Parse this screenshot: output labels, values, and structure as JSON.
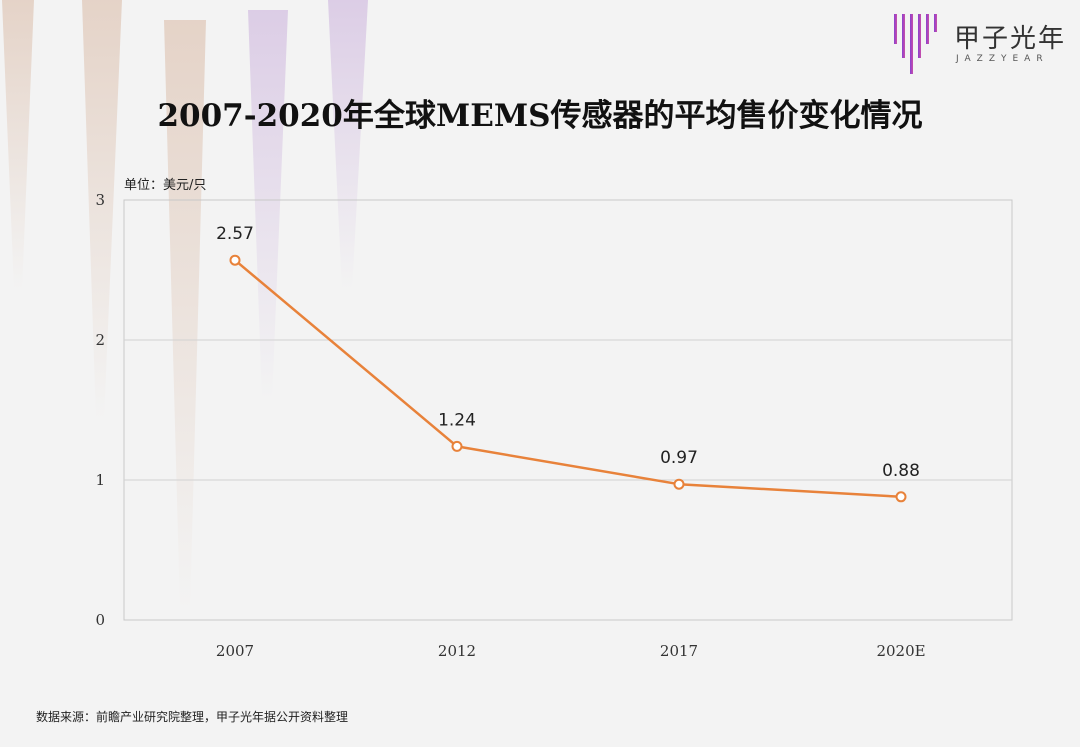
{
  "brand": {
    "name": "甲子光年",
    "sub": "JAZZYEAR"
  },
  "title": "2007-2020年全球MEMS传感器的平均售价变化情况",
  "unit_label": "单位：美元/只",
  "source": "数据来源：前瞻产业研究院整理，甲子光年据公开资料整理",
  "colors": {
    "line": "#e8823a",
    "marker_fill": "#ffffff",
    "grid": "#d2d2d2",
    "frame": "#c8c8c8"
  },
  "chart_data": {
    "type": "line",
    "categories": [
      "2007",
      "2012",
      "2017",
      "2020E"
    ],
    "values": [
      2.57,
      1.24,
      0.97,
      0.88
    ],
    "data_labels": [
      "2.57",
      "1.24",
      "0.97",
      "0.88"
    ],
    "yticks": [
      "0",
      "1",
      "2",
      "3"
    ],
    "ylim": [
      0,
      3
    ],
    "grid": true,
    "legend": "none"
  }
}
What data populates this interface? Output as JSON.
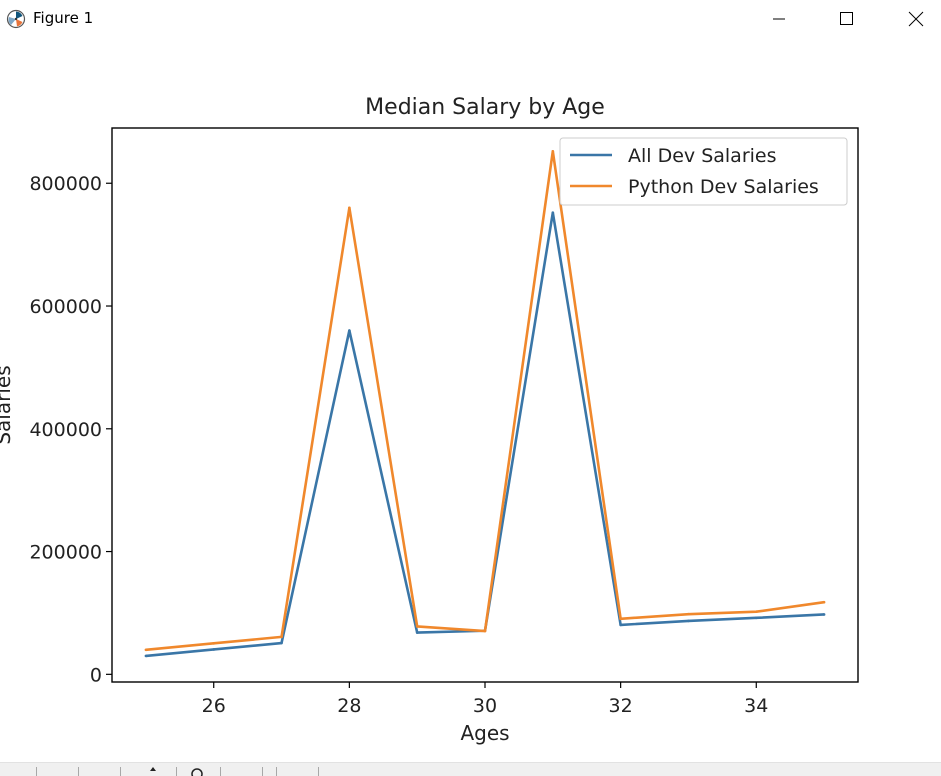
{
  "window": {
    "title": "Figure 1"
  },
  "icons": {
    "app": "matplotlib-figure-icon",
    "minimize": "minimize-icon",
    "maximize": "maximize-icon",
    "close": "close-icon",
    "toolbar": [
      "home-icon",
      "back-icon",
      "forward-icon",
      "pan-icon",
      "zoom-icon",
      "subplots-icon",
      "save-icon"
    ]
  },
  "chart_data": {
    "type": "line",
    "title": "Median Salary by Age",
    "xlabel": "Ages",
    "ylabel": "Salaries",
    "x": [
      25,
      26,
      27,
      28,
      29,
      30,
      31,
      32,
      33,
      34,
      35
    ],
    "xlim": [
      24.5,
      35.5
    ],
    "ylim": [
      -12500,
      890000
    ],
    "xticks": [
      26,
      28,
      30,
      32,
      34
    ],
    "yticks": [
      0,
      200000,
      400000,
      600000,
      800000
    ],
    "grid": false,
    "legend": "top-right",
    "series": [
      {
        "name": "All Dev Salaries",
        "color": "#3a76a7",
        "values": [
          30000,
          40500,
          51000,
          560000,
          68000,
          71000,
          752000,
          80500,
          87000,
          92000,
          97500
        ]
      },
      {
        "name": "Python Dev Salaries",
        "color": "#f0882c",
        "values": [
          40000,
          50500,
          61000,
          760000,
          78000,
          70500,
          852000,
          90500,
          98000,
          102000,
          117500
        ]
      }
    ]
  }
}
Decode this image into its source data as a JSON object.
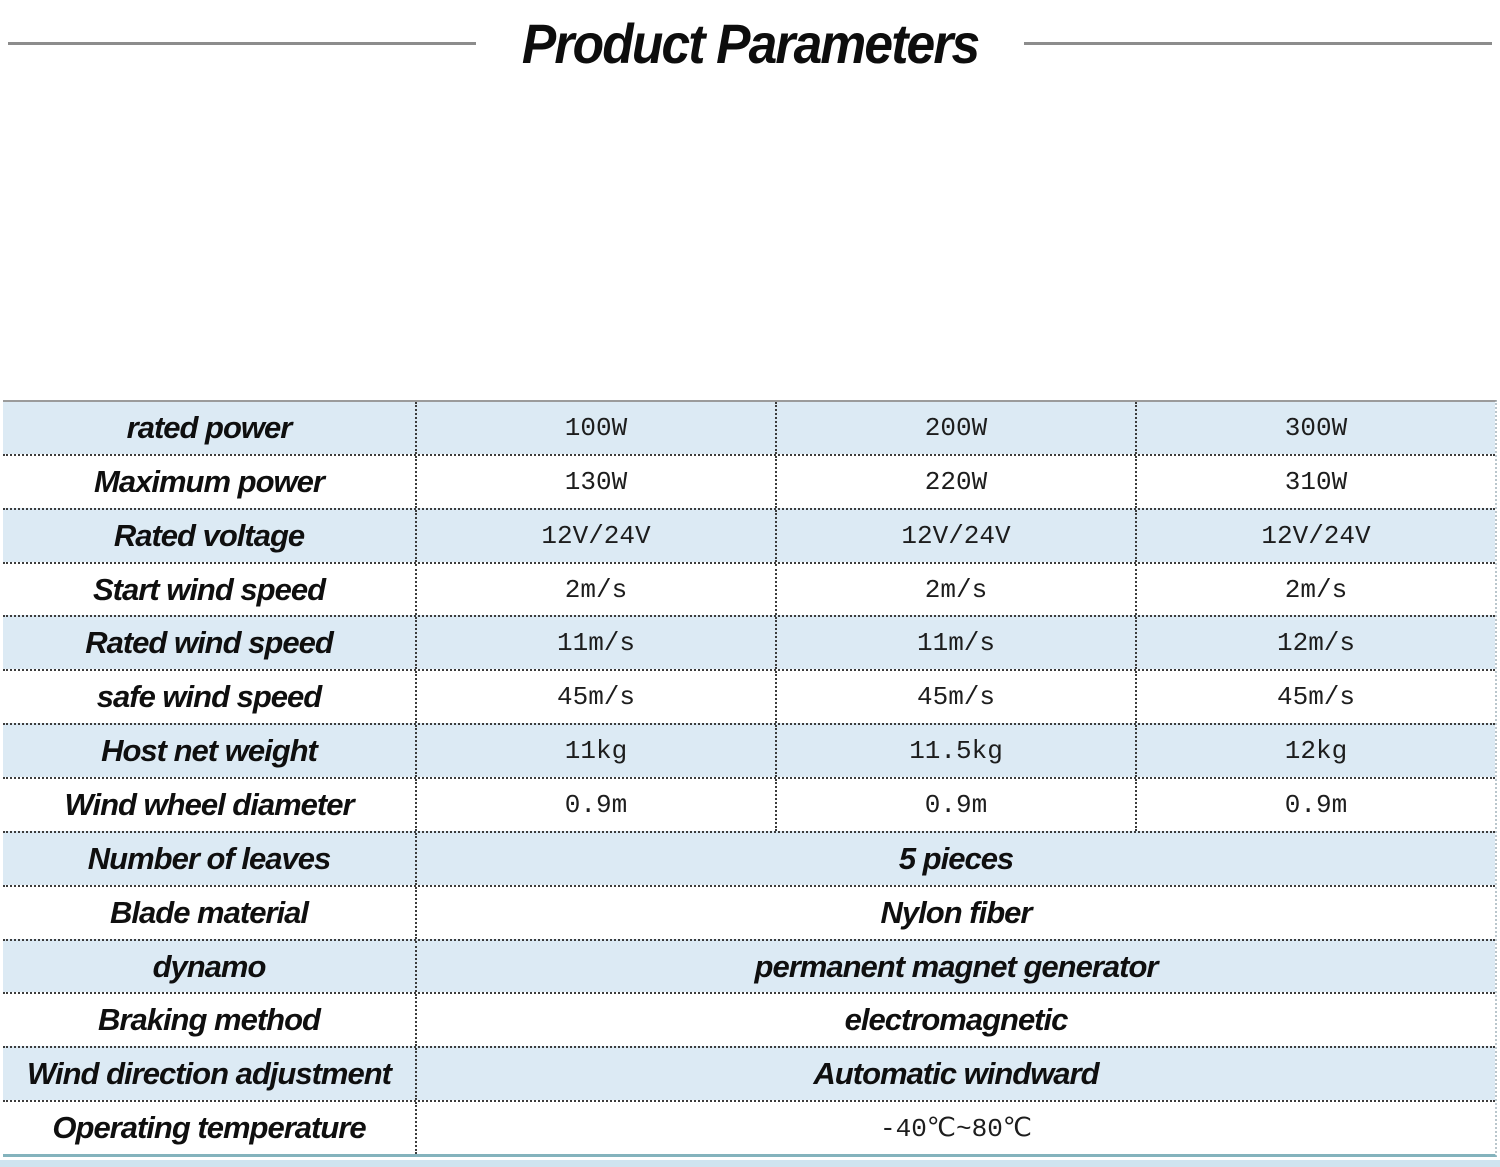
{
  "title": "Product Parameters",
  "colors": {
    "row_shade": "#dceaf4",
    "row_plain": "#ffffff",
    "divider_dotted": "#3c3c3c",
    "outer_top": "#9b9b9b",
    "outer_bottom_teal": "#84b3bd",
    "bottom_strip": "#cfe4ef",
    "title_rule": "#8c8c8c"
  },
  "table": {
    "rows": [
      {
        "label": "rated power",
        "values": [
          "100W",
          "200W",
          "300W"
        ],
        "shaded": true
      },
      {
        "label": "Maximum power",
        "values": [
          "130W",
          "220W",
          "310W"
        ],
        "shaded": false
      },
      {
        "label": "Rated voltage",
        "values": [
          "12V/24V",
          "12V/24V",
          "12V/24V"
        ],
        "shaded": true
      },
      {
        "label": "Start wind speed",
        "values": [
          "2m/s",
          "2m/s",
          "2m/s"
        ],
        "shaded": false
      },
      {
        "label": "Rated wind speed",
        "values": [
          "11m/s",
          "11m/s",
          "12m/s"
        ],
        "shaded": true
      },
      {
        "label": "safe wind speed",
        "values": [
          "45m/s",
          "45m/s",
          "45m/s"
        ],
        "shaded": false
      },
      {
        "label": "Host net weight",
        "values": [
          "11kg",
          "11.5kg",
          "12kg"
        ],
        "shaded": true
      },
      {
        "label": "Wind wheel diameter",
        "values": [
          "0.9m",
          "0.9m",
          "0.9m"
        ],
        "shaded": false
      },
      {
        "label": "Number of leaves",
        "span": "5 pieces",
        "span_style": "italic",
        "shaded": true
      },
      {
        "label": "Blade material",
        "span": "Nylon fiber",
        "span_style": "italic",
        "shaded": false
      },
      {
        "label": "dynamo",
        "span": "permanent magnet generator",
        "span_style": "italic",
        "shaded": true
      },
      {
        "label": "Braking method",
        "span": "electromagnetic",
        "span_style": "italic",
        "shaded": false
      },
      {
        "label": "Wind direction adjustment",
        "span": "Automatic windward",
        "span_style": "italic",
        "shaded": true
      },
      {
        "label": "Operating temperature",
        "span": "-40℃~80℃",
        "span_style": "mono",
        "shaded": false
      }
    ]
  }
}
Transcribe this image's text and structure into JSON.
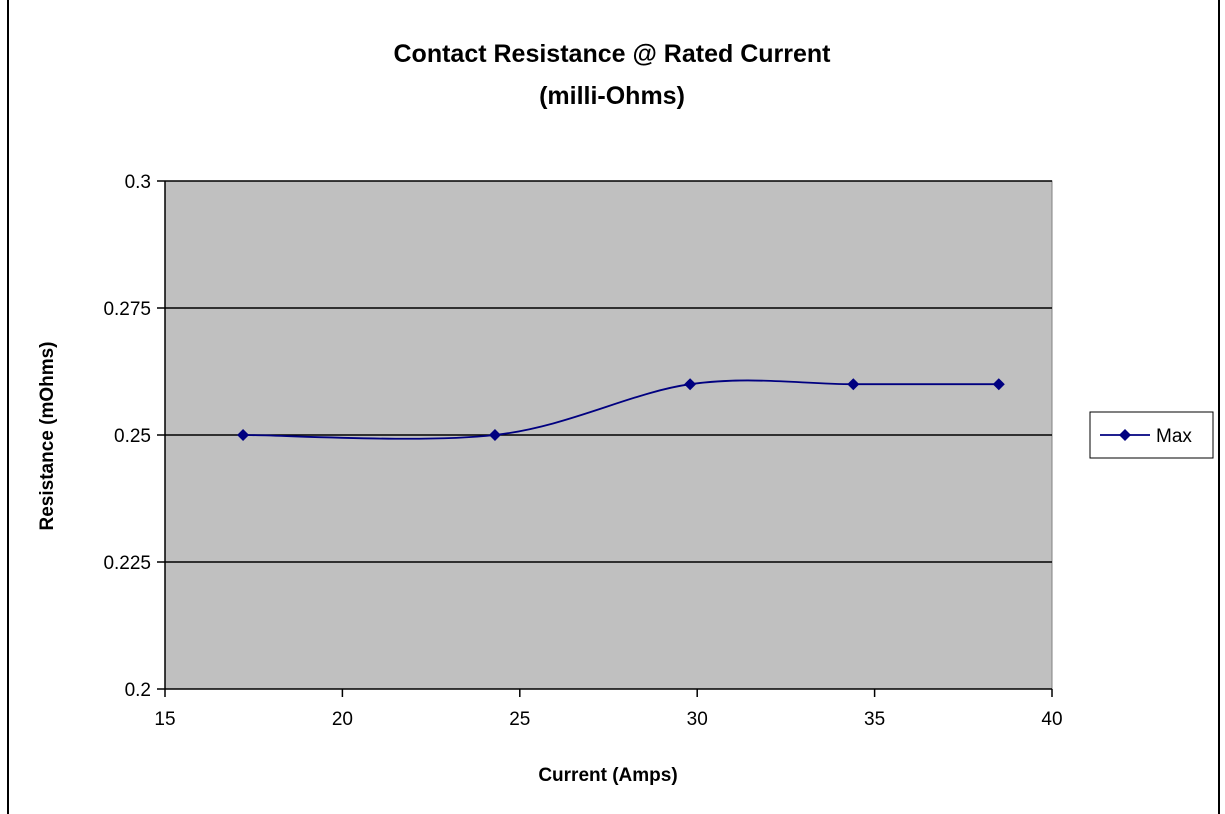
{
  "chart_data": {
    "type": "line",
    "title": "Contact Resistance @ Rated Current",
    "subtitle": "(milli-Ohms)",
    "xlabel": "Current (Amps)",
    "ylabel": "Resistance (mOhms)",
    "xlim": [
      15,
      40
    ],
    "ylim": [
      0.2,
      0.3
    ],
    "xticks": [
      15,
      20,
      25,
      30,
      35,
      40
    ],
    "yticks": [
      0.2,
      0.225,
      0.25,
      0.275,
      0.3
    ],
    "x_tick_labels": [
      "15",
      "20",
      "25",
      "30",
      "35",
      "40"
    ],
    "y_tick_labels": [
      "0.2",
      "0.225",
      "0.25",
      "0.275",
      "0.3"
    ],
    "smoothed": true,
    "grid": "horizontal",
    "legend_position": "right",
    "series": [
      {
        "name": "Max",
        "color": "#000080",
        "marker": "diamond",
        "x": [
          17.2,
          24.3,
          29.8,
          34.4,
          38.5
        ],
        "y": [
          0.25,
          0.25,
          0.26,
          0.26,
          0.26
        ]
      }
    ],
    "colors": {
      "plot_background": "#c0c0c0",
      "gridline": "#000000"
    }
  }
}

---*---

• Task requirements: Transcribe each entry precisely as given, leaving the pictures out.

• The solution:
Parse this screenshot: output labels, values, and structure as JSON.
{
  "brand": {
    "name": "甲子光年",
    "sub": "JAZZYEAR"
  },
  "title": "2007-2020年全球MEMS传感器的平均售价变化情况",
  "unit_label": "单位：美元/只",
  "source": "数据来源：前瞻产业研究院整理，甲子光年据公开资料整理",
  "colors": {
    "line": "#e8823a",
    "marker_fill": "#ffffff",
    "grid": "#d2d2d2",
    "frame": "#c8c8c8"
  },
  "chart_data": {
    "type": "line",
    "categories": [
      "2007",
      "2012",
      "2017",
      "2020E"
    ],
    "values": [
      2.57,
      1.24,
      0.97,
      0.88
    ],
    "data_labels": [
      "2.57",
      "1.24",
      "0.97",
      "0.88"
    ],
    "yticks": [
      "0",
      "1",
      "2",
      "3"
    ],
    "ylim": [
      0,
      3
    ],
    "grid": true,
    "legend": "none"
  }
}
What data populates this interface? Output as JSON.
{
  "window": {
    "title": "Figure 1"
  },
  "icons": {
    "app": "matplotlib-figure-icon",
    "minimize": "minimize-icon",
    "maximize": "maximize-icon",
    "close": "close-icon",
    "toolbar": [
      "home-icon",
      "back-icon",
      "forward-icon",
      "pan-icon",
      "zoom-icon",
      "subplots-icon",
      "save-icon"
    ]
  },
  "chart_data": {
    "type": "line",
    "title": "Median Salary by Age",
    "xlabel": "Ages",
    "ylabel": "Salaries",
    "x": [
      25,
      26,
      27,
      28,
      29,
      30,
      31,
      32,
      33,
      34,
      35
    ],
    "xlim": [
      24.5,
      35.5
    ],
    "ylim": [
      -12500,
      890000
    ],
    "xticks": [
      26,
      28,
      30,
      32,
      34
    ],
    "yticks": [
      0,
      200000,
      400000,
      600000,
      800000
    ],
    "grid": false,
    "legend": "top-right",
    "series": [
      {
        "name": "All Dev Salaries",
        "color": "#3a76a7",
        "values": [
          30000,
          40500,
          51000,
          560000,
          68000,
          71000,
          752000,
          80500,
          87000,
          92000,
          97500
        ]
      },
      {
        "name": "Python Dev Salaries",
        "color": "#f0882c",
        "values": [
          40000,
          50500,
          61000,
          760000,
          78000,
          70500,
          852000,
          90500,
          98000,
          102000,
          117500
        ]
      }
    ]
  }
}
Decode this image into its source data as a JSON object.
{
  "title": "Product Parameters",
  "colors": {
    "row_shade": "#dceaf4",
    "row_plain": "#ffffff",
    "divider_dotted": "#3c3c3c",
    "outer_top": "#9b9b9b",
    "outer_bottom_teal": "#84b3bd",
    "bottom_strip": "#cfe4ef",
    "title_rule": "#8c8c8c"
  },
  "table": {
    "rows": [
      {
        "label": "rated power",
        "values": [
          "100W",
          "200W",
          "300W"
        ],
        "shaded": true
      },
      {
        "label": "Maximum power",
        "values": [
          "130W",
          "220W",
          "310W"
        ],
        "shaded": false
      },
      {
        "label": "Rated voltage",
        "values": [
          "12V/24V",
          "12V/24V",
          "12V/24V"
        ],
        "shaded": true
      },
      {
        "label": "Start wind speed",
        "values": [
          "2m/s",
          "2m/s",
          "2m/s"
        ],
        "shaded": false
      },
      {
        "label": "Rated wind speed",
        "values": [
          "11m/s",
          "11m/s",
          "12m/s"
        ],
        "shaded": true
      },
      {
        "label": "safe wind speed",
        "values": [
          "45m/s",
          "45m/s",
          "45m/s"
        ],
        "shaded": false
      },
      {
        "label": "Host net weight",
        "values": [
          "11kg",
          "11.5kg",
          "12kg"
        ],
        "shaded": true
      },
      {
        "label": "Wind wheel diameter",
        "values": [
          "0.9m",
          "0.9m",
          "0.9m"
        ],
        "shaded": false
      },
      {
        "label": "Number of leaves",
        "span": "5 pieces",
        "span_style": "italic",
        "shaded": true
      },
      {
        "label": "Blade material",
        "span": "Nylon fiber",
        "span_style": "italic",
        "shaded": false
      },
      {
        "label": "dynamo",
        "span": "permanent magnet generator",
        "span_style": "italic",
        "shaded": true
      },
      {
        "label": "Braking method",
        "span": "electromagnetic",
        "span_style": "italic",
        "shaded": false
      },
      {
        "label": "Wind direction adjustment",
        "span": "Automatic windward",
        "span_style": "italic",
        "shaded": true
      },
      {
        "label": "Operating temperature",
        "span": "-40℃~80℃",
        "span_style": "mono",
        "shaded": false
      }
    ]
  }
}
Transcribe this image's text and structure into JSON.
{
  "chart_data": {
    "type": "line",
    "title": "Contact Resistance @ Rated Current",
    "subtitle": "(milli-Ohms)",
    "xlabel": "Current (Amps)",
    "ylabel": "Resistance (mOhms)",
    "xlim": [
      15,
      40
    ],
    "ylim": [
      0.2,
      0.3
    ],
    "xticks": [
      15,
      20,
      25,
      30,
      35,
      40
    ],
    "yticks": [
      0.2,
      0.225,
      0.25,
      0.275,
      0.3
    ],
    "x_tick_labels": [
      "15",
      "20",
      "25",
      "30",
      "35",
      "40"
    ],
    "y_tick_labels": [
      "0.2",
      "0.225",
      "0.25",
      "0.275",
      "0.3"
    ],
    "smoothed": true,
    "grid": "horizontal",
    "legend_position": "right",
    "series": [
      {
        "name": "Max",
        "color": "#000080",
        "marker": "diamond",
        "x": [
          17.2,
          24.3,
          29.8,
          34.4,
          38.5
        ],
        "y": [
          0.25,
          0.25,
          0.26,
          0.26,
          0.26
        ]
      }
    ],
    "colors": {
      "plot_background": "#c0c0c0",
      "gridline": "#000000"
    }
  }
}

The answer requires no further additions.